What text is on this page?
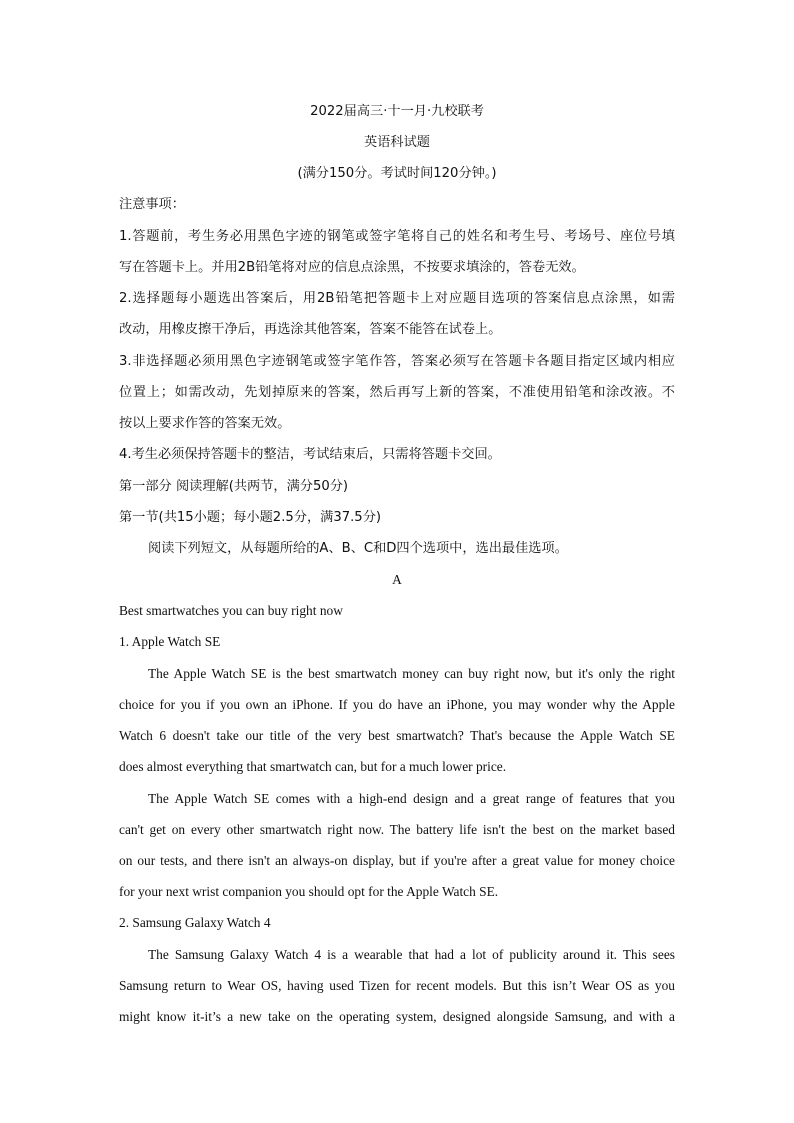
2022届高三·十一月·九校联考
英语科试题
(满分150分。考试时间120分钟。)
注意事项：
1.答题前，考生务必用黑色字迹的钢笔或签字笔将自己的姓名和考生号、考场号、座位号填
写在答题卡上。并用2B铅笔将对应的信息点涂黑，不按要求填涂的，答卷无效。
2.选择题每小题选出答案后，用2B铅笔把答题卡上对应题目选项的答案信息点涂黑，如需
改动，用橡皮擦干净后，再选涂其他答案，答案不能答在试卷上。
3.非选择题必须用黑色字迹钢笔或签字笔作答，答案必须写在答题卡各题目指定区域内相应
位置上；如需改动，先划掉原来的答案，然后再写上新的答案，不准使用铅笔和涂改液。不
按以上要求作答的答案无效。
4.考生必须保持答题卡的整洁，考试结束后，只需将答题卡交回。
第一部分 阅读理解(共两节，满分50分)
第一节(共15小题；每小题2.5分，满37.5分)
阅读下列短文，从每题所给的A、B、C和D四个选项中，选出最佳选项。
A
Best smartwatches you can buy right now
1. Apple Watch SE
The Apple Watch SE is the best smartwatch money can buy right now, but it's only the right
choice for you if you own an iPhone. If you do have an iPhone, you may wonder why the Apple
Watch 6 doesn't take our title of the very best smartwatch? That's because the Apple Watch SE
does almost everything that smartwatch can, but for a much lower price.
The Apple Watch SE comes with a high-end design and a great range of features that you
can't get on every other smartwatch right now. The battery life isn't the best on the market based
on our tests, and there isn't an always-on display, but if you're after a great value for money choice
for your next wrist companion you should opt for the Apple Watch SE.
2. Samsung Galaxy Watch 4
The Samsung Galaxy Watch 4 is a wearable that had a lot of publicity around it. This sees
Samsung return to Wear OS, having used Tizen for recent models. But this isn’t Wear OS as you
might know it-it’s a new take on the operating system, designed alongside Samsung, and with a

* [REQUIREMENTS]:
Omit pictures; set down the rest of the material word for word.

* [TASK RESPONSE]:
What text is on this page?
2022届高三·十一月·九校联考
英语科试题
(满分150分。考试时间120分钟。)
注意事项：
1.答题前，考生务必用黑色字迹的钢笔或签字笔将自己的姓名和考生号、考场号、座位号填
写在答题卡上。并用2B铅笔将对应的信息点涂黑，不按要求填涂的，答卷无效。
2.选择题每小题选出答案后，用2B铅笔把答题卡上对应题目选项的答案信息点涂黑，如需
改动，用橡皮擦干净后，再选涂其他答案，答案不能答在试卷上。
3.非选择题必须用黑色字迹钢笔或签字笔作答，答案必须写在答题卡各题目指定区域内相应
位置上；如需改动，先划掉原来的答案，然后再写上新的答案，不准使用铅笔和涂改液。不
按以上要求作答的答案无效。
4.考生必须保持答题卡的整洁，考试结束后，只需将答题卡交回。
第一部分 阅读理解(共两节，满分50分)
第一节(共15小题；每小题2.5分，满37.5分)
阅读下列短文，从每题所给的A、B、C和D四个选项中，选出最佳选项。
A
Best smartwatches you can buy right now
1. Apple Watch SE
The Apple Watch SE is the best smartwatch money can buy right now, but it's only the right
choice for you if you own an iPhone. If you do have an iPhone, you may wonder why the Apple
Watch 6 doesn't take our title of the very best smartwatch? That's because the Apple Watch SE
does almost everything that smartwatch can, but for a much lower price.
The Apple Watch SE comes with a high-end design and a great range of features that you
can't get on every other smartwatch right now. The battery life isn't the best on the market based
on our tests, and there isn't an always-on display, but if you're after a great value for money choice
for your next wrist companion you should opt for the Apple Watch SE.
2. Samsung Galaxy Watch 4
The Samsung Galaxy Watch 4 is a wearable that had a lot of publicity around it. This sees
Samsung return to Wear OS, having used Tizen for recent models. But this isn’t Wear OS as you
might know it-it’s a new take on the operating system, designed alongside Samsung, and with a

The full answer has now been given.